Given request
What you return should match every record exactly, with the images removed.

===

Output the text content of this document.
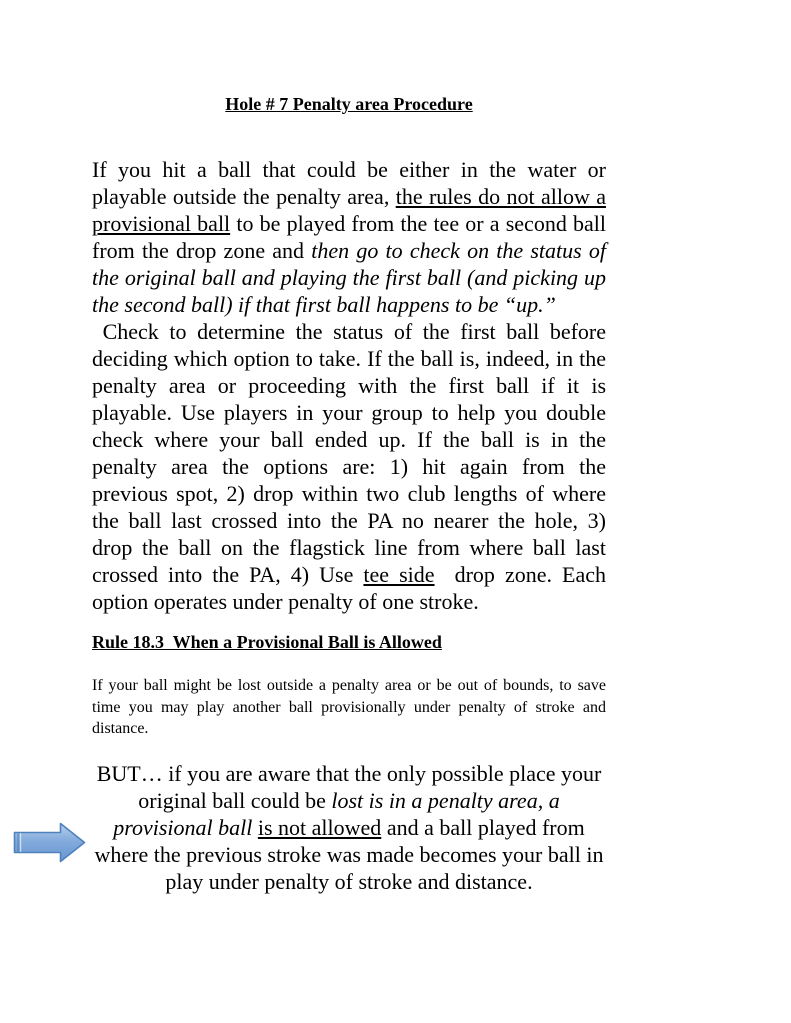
Hole # 7 Penalty area Procedure

If you hit a ball that could be either in the water or playable outside the penalty area, the rules do not allow a provisional ball to be played from the tee or a second ball from the drop zone and then go to check on the status of the original ball and playing the first ball (and picking up the second ball) if that first ball happens to be “up.”

Check to determine the status of the first ball before deciding which option to take. If the ball is, indeed, in the penalty area or proceeding with the first ball if it is playable. Use players in your group to help you double check where your ball ended up. If the ball is in the penalty area the options are: 1) hit again from the previous spot, 2) drop within two club lengths of where the ball last crossed into the PA no nearer the hole, 3) drop the ball on the flagstick line from where ball last crossed into the PA, 4) Use tee side  drop zone. Each option operates under penalty of one stroke.

Rule 18.3  When a Provisional Ball is Allowed
If your ball might be lost outside a penalty area or be out of bounds, to save time you may play another ball provisionally under penalty of stroke and distance.
BUT… if you are aware that the only possible place your original ball could be lost is in a penalty area, a provisional ball is not allowed and a ball played from where the previous stroke was made becomes your ball in play under penalty of stroke and distance.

===

Result of the exercise
Output the text content of this document.
Hole # 7 Penalty area Procedure

If you hit a ball that could be either in the water or playable outside the penalty area, the rules do not allow a provisional ball to be played from the tee or a second ball from the drop zone and then go to check on the status of the original ball and playing the first ball (and picking up the second ball) if that first ball happens to be “up.”

Check to determine the status of the first ball before deciding which option to take. If the ball is, indeed, in the penalty area or proceeding with the first ball if it is playable. Use players in your group to help you double check where your ball ended up. If the ball is in the penalty area the options are: 1) hit again from the previous spot, 2) drop within two club lengths of where the ball last crossed into the PA no nearer the hole, 3) drop the ball on the flagstick line from where ball last crossed into the PA, 4) Use tee side  drop zone. Each option operates under penalty of one stroke.

Rule 18.3  When a Provisional Ball is Allowed
If your ball might be lost outside a penalty area or be out of bounds, to save time you may play another ball provisionally under penalty of stroke and distance.
BUT… if you are aware that the only possible place your original ball could be lost is in a penalty area, a provisional ball is not allowed and a ball played from where the previous stroke was made becomes your ball in play under penalty of stroke and distance.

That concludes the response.